*WHAT NEEDS TO BE DONE:* Type the records out again in full, exactly.

─── EXERCISE INPUTS

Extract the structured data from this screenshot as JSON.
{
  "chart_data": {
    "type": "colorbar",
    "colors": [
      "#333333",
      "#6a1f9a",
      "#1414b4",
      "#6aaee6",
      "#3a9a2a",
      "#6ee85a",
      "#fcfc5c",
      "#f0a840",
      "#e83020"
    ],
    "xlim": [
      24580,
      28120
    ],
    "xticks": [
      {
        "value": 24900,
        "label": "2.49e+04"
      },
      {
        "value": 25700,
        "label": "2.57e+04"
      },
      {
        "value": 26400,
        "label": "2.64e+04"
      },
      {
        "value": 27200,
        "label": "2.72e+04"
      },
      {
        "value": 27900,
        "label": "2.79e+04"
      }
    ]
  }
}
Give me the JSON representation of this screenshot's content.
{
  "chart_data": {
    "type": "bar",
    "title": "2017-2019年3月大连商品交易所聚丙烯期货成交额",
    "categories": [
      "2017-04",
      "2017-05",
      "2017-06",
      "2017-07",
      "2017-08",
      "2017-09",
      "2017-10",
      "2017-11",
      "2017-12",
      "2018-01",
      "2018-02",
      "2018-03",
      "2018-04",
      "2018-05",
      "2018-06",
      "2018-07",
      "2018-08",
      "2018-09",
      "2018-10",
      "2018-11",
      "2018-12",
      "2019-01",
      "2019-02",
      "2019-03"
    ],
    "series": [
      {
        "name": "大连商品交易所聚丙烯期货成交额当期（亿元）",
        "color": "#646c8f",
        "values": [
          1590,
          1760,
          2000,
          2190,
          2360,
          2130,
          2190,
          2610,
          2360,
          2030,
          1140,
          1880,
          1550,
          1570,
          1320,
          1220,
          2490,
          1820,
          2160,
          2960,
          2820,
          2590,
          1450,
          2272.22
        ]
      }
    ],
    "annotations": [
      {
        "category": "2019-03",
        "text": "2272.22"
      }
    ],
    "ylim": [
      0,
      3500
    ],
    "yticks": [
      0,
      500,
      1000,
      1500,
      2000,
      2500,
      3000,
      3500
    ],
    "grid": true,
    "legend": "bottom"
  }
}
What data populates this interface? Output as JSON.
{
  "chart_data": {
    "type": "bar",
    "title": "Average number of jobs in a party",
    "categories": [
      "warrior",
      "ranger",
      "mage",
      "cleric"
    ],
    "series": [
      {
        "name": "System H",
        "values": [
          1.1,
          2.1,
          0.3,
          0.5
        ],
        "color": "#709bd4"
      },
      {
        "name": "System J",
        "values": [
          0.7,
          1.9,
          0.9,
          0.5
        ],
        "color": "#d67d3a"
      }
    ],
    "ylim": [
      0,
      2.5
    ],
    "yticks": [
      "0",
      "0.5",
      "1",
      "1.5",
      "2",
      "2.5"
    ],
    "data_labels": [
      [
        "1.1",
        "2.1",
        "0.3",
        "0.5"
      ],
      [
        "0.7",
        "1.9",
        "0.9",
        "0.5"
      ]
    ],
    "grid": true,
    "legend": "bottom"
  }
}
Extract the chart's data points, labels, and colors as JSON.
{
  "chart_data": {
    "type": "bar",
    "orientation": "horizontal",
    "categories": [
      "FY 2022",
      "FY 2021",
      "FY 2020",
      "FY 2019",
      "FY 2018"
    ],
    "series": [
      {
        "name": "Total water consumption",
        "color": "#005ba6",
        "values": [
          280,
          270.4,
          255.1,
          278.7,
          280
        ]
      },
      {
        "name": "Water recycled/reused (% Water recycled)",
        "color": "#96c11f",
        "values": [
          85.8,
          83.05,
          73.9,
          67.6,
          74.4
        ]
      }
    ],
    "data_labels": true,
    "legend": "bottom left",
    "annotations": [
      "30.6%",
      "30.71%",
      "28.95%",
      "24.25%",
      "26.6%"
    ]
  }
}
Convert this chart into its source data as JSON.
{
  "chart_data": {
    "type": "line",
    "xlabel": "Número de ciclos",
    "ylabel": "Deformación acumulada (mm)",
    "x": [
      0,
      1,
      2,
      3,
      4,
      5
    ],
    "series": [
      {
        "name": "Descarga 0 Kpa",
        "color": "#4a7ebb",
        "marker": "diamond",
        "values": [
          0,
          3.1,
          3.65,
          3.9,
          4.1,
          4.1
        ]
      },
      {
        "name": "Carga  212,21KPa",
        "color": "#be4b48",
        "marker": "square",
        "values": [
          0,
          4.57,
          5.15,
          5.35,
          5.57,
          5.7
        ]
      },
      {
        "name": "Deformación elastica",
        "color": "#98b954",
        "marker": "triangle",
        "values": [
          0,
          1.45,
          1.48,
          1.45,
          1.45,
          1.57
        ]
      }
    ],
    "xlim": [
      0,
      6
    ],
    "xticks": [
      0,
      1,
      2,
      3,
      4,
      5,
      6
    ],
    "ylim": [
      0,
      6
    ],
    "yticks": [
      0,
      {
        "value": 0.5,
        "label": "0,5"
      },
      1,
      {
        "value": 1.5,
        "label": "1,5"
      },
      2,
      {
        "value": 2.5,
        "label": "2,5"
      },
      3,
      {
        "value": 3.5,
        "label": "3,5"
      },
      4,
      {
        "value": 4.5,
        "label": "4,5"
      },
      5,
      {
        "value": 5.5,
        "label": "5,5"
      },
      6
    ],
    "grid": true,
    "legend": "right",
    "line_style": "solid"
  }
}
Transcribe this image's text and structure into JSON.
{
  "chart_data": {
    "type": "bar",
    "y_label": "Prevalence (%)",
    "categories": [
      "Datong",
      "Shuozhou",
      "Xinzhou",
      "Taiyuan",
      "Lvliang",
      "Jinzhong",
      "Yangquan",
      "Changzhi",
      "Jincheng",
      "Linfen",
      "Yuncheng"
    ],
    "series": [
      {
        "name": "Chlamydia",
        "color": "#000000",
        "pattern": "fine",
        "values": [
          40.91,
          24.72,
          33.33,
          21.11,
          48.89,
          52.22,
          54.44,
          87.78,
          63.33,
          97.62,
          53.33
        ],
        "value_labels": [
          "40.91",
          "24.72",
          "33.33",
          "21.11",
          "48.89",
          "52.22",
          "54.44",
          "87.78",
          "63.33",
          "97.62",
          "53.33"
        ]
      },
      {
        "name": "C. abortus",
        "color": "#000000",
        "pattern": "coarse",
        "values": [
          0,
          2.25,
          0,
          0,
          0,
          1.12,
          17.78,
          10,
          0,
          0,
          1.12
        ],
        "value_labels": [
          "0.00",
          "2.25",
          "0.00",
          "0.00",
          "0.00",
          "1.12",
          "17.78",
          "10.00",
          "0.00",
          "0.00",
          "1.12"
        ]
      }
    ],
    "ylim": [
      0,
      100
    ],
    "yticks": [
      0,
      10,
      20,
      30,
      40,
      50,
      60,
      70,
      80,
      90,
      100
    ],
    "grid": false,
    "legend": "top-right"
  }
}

──────

*OUTPUT FOR THIS TASK:*
Extract the structured data from this screenshot as JSON.
{
  "chart_data": {
    "type": "colorbar",
    "colors": [
      "#333333",
      "#6a1f9a",
      "#1414b4",
      "#6aaee6",
      "#3a9a2a",
      "#6ee85a",
      "#fcfc5c",
      "#f0a840",
      "#e83020"
    ],
    "xlim": [
      24580,
      28120
    ],
    "xticks": [
      {
        "value": 24900,
        "label": "2.49e+04"
      },
      {
        "value": 25700,
        "label": "2.57e+04"
      },
      {
        "value": 26400,
        "label": "2.64e+04"
      },
      {
        "value": 27200,
        "label": "2.72e+04"
      },
      {
        "value": 27900,
        "label": "2.79e+04"
      }
    ]
  }
}
Give me the JSON representation of this screenshot's content.
{
  "chart_data": {
    "type": "bar",
    "title": "2017-2019年3月大连商品交易所聚丙烯期货成交额",
    "categories": [
      "2017-04",
      "2017-05",
      "2017-06",
      "2017-07",
      "2017-08",
      "2017-09",
      "2017-10",
      "2017-11",
      "2017-12",
      "2018-01",
      "2018-02",
      "2018-03",
      "2018-04",
      "2018-05",
      "2018-06",
      "2018-07",
      "2018-08",
      "2018-09",
      "2018-10",
      "2018-11",
      "2018-12",
      "2019-01",
      "2019-02",
      "2019-03"
    ],
    "series": [
      {
        "name": "大连商品交易所聚丙烯期货成交额当期（亿元）",
        "color": "#646c8f",
        "values": [
          1590,
          1760,
          2000,
          2190,
          2360,
          2130,
          2190,
          2610,
          2360,
          2030,
          1140,
          1880,
          1550,
          1570,
          1320,
          1220,
          2490,
          1820,
          2160,
          2960,
          2820,
          2590,
          1450,
          2272.22
        ]
      }
    ],
    "annotations": [
      {
        "category": "2019-03",
        "text": "2272.22"
      }
    ],
    "ylim": [
      0,
      3500
    ],
    "yticks": [
      0,
      500,
      1000,
      1500,
      2000,
      2500,
      3000,
      3500
    ],
    "grid": true,
    "legend": "bottom"
  }
}
What data populates this interface? Output as JSON.
{
  "chart_data": {
    "type": "bar",
    "title": "Average number of jobs in a party",
    "categories": [
      "warrior",
      "ranger",
      "mage",
      "cleric"
    ],
    "series": [
      {
        "name": "System H",
        "values": [
          1.1,
          2.1,
          0.3,
          0.5
        ],
        "color": "#709bd4"
      },
      {
        "name": "System J",
        "values": [
          0.7,
          1.9,
          0.9,
          0.5
        ],
        "color": "#d67d3a"
      }
    ],
    "ylim": [
      0,
      2.5
    ],
    "yticks": [
      "0",
      "0.5",
      "1",
      "1.5",
      "2",
      "2.5"
    ],
    "data_labels": [
      [
        "1.1",
        "2.1",
        "0.3",
        "0.5"
      ],
      [
        "0.7",
        "1.9",
        "0.9",
        "0.5"
      ]
    ],
    "grid": true,
    "legend": "bottom"
  }
}
Extract the chart's data points, labels, and colors as JSON.
{
  "chart_data": {
    "type": "bar",
    "orientation": "horizontal",
    "categories": [
      "FY 2022",
      "FY 2021",
      "FY 2020",
      "FY 2019",
      "FY 2018"
    ],
    "series": [
      {
        "name": "Total water consumption",
        "color": "#005ba6",
        "values": [
          280,
          270.4,
          255.1,
          278.7,
          280
        ]
      },
      {
        "name": "Water recycled/reused (% Water recycled)",
        "color": "#96c11f",
        "values": [
          85.8,
          83.05,
          73.9,
          67.6,
          74.4
        ]
      }
    ],
    "data_labels": true,
    "legend": "bottom left",
    "annotations": [
      "30.6%",
      "30.71%",
      "28.95%",
      "24.25%",
      "26.6%"
    ]
  }
}
Convert this chart into its source data as JSON.
{
  "chart_data": {
    "type": "line",
    "xlabel": "Número de ciclos",
    "ylabel": "Deformación acumulada (mm)",
    "x": [
      0,
      1,
      2,
      3,
      4,
      5
    ],
    "series": [
      {
        "name": "Descarga 0 Kpa",
        "color": "#4a7ebb",
        "marker": "diamond",
        "values": [
          0,
          3.1,
          3.65,
          3.9,
          4.1,
          4.1
        ]
      },
      {
        "name": "Carga  212,21KPa",
        "color": "#be4b48",
        "marker": "square",
        "values": [
          0,
          4.57,
          5.15,
          5.35,
          5.57,
          5.7
        ]
      },
      {
        "name": "Deformación elastica",
        "color": "#98b954",
        "marker": "triangle",
        "values": [
          0,
          1.45,
          1.48,
          1.45,
          1.45,
          1.57
        ]
      }
    ],
    "xlim": [
      0,
      6
    ],
    "xticks": [
      0,
      1,
      2,
      3,
      4,
      5,
      6
    ],
    "ylim": [
      0,
      6
    ],
    "yticks": [
      0,
      {
        "value": 0.5,
        "label": "0,5"
      },
      1,
      {
        "value": 1.5,
        "label": "1,5"
      },
      2,
      {
        "value": 2.5,
        "label": "2,5"
      },
      3,
      {
        "value": 3.5,
        "label": "3,5"
      },
      4,
      {
        "value": 4.5,
        "label": "4,5"
      },
      5,
      {
        "value": 5.5,
        "label": "5,5"
      },
      6
    ],
    "grid": true,
    "legend": "right",
    "line_style": "solid"
  }
}
Transcribe this image's text and structure into JSON.
{
  "chart_data": {
    "type": "bar",
    "y_label": "Prevalence (%)",
    "categories": [
      "Datong",
      "Shuozhou",
      "Xinzhou",
      "Taiyuan",
      "Lvliang",
      "Jinzhong",
      "Yangquan",
      "Changzhi",
      "Jincheng",
      "Linfen",
      "Yuncheng"
    ],
    "series": [
      {
        "name": "Chlamydia",
        "color": "#000000",
        "pattern": "fine",
        "values": [
          40.91,
          24.72,
          33.33,
          21.11,
          48.89,
          52.22,
          54.44,
          87.78,
          63.33,
          97.62,
          53.33
        ],
        "value_labels": [
          "40.91",
          "24.72",
          "33.33",
          "21.11",
          "48.89",
          "52.22",
          "54.44",
          "87.78",
          "63.33",
          "97.62",
          "53.33"
        ]
      },
      {
        "name": "C. abortus",
        "color": "#000000",
        "pattern": "coarse",
        "values": [
          0,
          2.25,
          0,
          0,
          0,
          1.12,
          17.78,
          10,
          0,
          0,
          1.12
        ],
        "value_labels": [
          "0.00",
          "2.25",
          "0.00",
          "0.00",
          "0.00",
          "1.12",
          "17.78",
          "10.00",
          "0.00",
          "0.00",
          "1.12"
        ]
      }
    ],
    "ylim": [
      0,
      100
    ],
    "yticks": [
      0,
      10,
      20,
      30,
      40,
      50,
      60,
      70,
      80,
      90,
      100
    ],
    "grid": false,
    "legend": "top-right"
  }
}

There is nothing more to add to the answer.